Boxed element entries
________________________
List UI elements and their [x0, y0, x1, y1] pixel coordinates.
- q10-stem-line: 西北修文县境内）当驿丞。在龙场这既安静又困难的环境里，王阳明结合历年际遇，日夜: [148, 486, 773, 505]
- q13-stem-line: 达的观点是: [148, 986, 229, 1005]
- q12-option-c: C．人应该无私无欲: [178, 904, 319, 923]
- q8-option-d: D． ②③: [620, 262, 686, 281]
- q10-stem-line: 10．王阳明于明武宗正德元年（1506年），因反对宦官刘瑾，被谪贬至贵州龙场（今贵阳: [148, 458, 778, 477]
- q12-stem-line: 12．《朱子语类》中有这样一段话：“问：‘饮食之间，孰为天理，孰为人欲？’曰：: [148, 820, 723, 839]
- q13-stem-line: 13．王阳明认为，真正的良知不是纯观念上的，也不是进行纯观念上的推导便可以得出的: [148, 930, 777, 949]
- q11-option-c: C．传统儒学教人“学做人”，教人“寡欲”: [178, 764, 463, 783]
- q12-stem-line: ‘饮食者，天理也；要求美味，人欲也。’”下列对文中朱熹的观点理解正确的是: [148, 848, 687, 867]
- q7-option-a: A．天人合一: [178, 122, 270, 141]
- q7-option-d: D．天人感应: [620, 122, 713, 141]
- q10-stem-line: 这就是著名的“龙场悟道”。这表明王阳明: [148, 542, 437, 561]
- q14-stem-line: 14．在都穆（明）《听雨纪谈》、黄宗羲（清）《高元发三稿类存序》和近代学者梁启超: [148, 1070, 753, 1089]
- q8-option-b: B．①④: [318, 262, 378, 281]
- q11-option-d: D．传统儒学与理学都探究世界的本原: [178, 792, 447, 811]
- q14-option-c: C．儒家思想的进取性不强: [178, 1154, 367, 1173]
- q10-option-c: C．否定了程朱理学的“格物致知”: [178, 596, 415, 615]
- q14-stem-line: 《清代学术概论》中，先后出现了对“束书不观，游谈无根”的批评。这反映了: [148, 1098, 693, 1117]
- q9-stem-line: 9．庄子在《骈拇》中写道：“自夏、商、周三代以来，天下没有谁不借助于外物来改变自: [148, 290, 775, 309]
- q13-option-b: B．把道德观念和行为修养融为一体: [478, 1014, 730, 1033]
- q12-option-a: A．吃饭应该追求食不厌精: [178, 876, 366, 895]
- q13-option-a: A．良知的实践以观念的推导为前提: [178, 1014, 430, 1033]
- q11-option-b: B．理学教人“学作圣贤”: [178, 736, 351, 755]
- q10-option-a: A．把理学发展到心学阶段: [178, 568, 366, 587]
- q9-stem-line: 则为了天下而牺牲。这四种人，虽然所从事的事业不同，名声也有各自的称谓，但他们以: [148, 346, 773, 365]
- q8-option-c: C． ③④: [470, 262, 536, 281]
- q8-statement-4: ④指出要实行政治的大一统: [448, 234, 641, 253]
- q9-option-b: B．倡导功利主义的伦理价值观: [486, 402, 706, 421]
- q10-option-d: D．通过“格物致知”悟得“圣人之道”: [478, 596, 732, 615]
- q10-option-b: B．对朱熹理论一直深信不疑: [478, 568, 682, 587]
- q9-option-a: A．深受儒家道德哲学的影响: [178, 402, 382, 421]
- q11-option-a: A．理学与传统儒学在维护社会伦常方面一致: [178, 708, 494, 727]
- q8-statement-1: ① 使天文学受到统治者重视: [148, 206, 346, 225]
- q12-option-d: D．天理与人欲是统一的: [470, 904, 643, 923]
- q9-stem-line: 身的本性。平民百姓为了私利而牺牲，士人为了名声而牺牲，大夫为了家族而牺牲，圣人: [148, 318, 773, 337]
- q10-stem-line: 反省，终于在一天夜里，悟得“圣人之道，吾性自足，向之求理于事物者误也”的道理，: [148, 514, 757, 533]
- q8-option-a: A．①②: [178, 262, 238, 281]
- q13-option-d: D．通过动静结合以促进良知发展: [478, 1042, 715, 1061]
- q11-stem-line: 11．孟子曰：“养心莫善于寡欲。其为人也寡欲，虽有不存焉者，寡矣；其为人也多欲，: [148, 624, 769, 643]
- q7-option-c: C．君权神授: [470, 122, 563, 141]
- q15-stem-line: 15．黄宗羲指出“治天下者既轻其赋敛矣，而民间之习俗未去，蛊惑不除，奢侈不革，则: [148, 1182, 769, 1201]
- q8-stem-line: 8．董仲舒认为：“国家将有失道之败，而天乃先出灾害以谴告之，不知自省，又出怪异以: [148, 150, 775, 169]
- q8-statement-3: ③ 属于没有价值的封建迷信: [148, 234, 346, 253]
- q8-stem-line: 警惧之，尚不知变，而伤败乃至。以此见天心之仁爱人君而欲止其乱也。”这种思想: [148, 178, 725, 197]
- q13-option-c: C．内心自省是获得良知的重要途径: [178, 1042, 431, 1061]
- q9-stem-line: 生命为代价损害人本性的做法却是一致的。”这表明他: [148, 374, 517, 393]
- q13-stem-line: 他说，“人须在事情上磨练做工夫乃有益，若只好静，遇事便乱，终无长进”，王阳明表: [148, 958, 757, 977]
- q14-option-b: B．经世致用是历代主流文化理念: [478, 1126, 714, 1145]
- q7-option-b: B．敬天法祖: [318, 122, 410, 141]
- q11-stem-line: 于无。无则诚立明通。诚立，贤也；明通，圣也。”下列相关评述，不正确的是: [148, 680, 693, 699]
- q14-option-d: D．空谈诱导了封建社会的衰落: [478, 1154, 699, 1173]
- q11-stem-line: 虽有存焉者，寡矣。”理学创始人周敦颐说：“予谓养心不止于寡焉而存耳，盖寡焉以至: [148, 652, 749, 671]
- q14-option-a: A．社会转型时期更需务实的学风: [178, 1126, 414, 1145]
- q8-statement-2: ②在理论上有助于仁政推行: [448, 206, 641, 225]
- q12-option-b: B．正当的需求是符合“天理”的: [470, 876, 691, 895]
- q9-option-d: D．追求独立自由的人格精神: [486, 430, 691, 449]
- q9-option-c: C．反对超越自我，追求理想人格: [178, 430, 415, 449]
________________________
WHAT YOU ARE ASKED TO DO => Render the lines above as a Markdown table with the columns "No." and "Line," running from the first line through the line that contains "- q8-option-d: D． ②③: [620, 262, 686, 281]" and omitting any blank lines.

FINAL RESULT =>
| No. | Line |
|---|---|
| 1 | List UI elements and their [x0, y0, x1, y1] pixel coordinates. |
| 2 | - q10-stem-line: 西北修文县境内）当驿丞。在龙场这既安静又困难的环境里，王阳明结合历年际遇，日夜: [148, 486, 773, 505] |
| 3 | - q13-stem-line: 达的观点是: [148, 986, 229, 1005] |
| 4 | - q12-option-c: C．人应该无私无欲: [178, 904, 319, 923] |
| 5 | - q8-option-d: D． ②③: [620, 262, 686, 281] |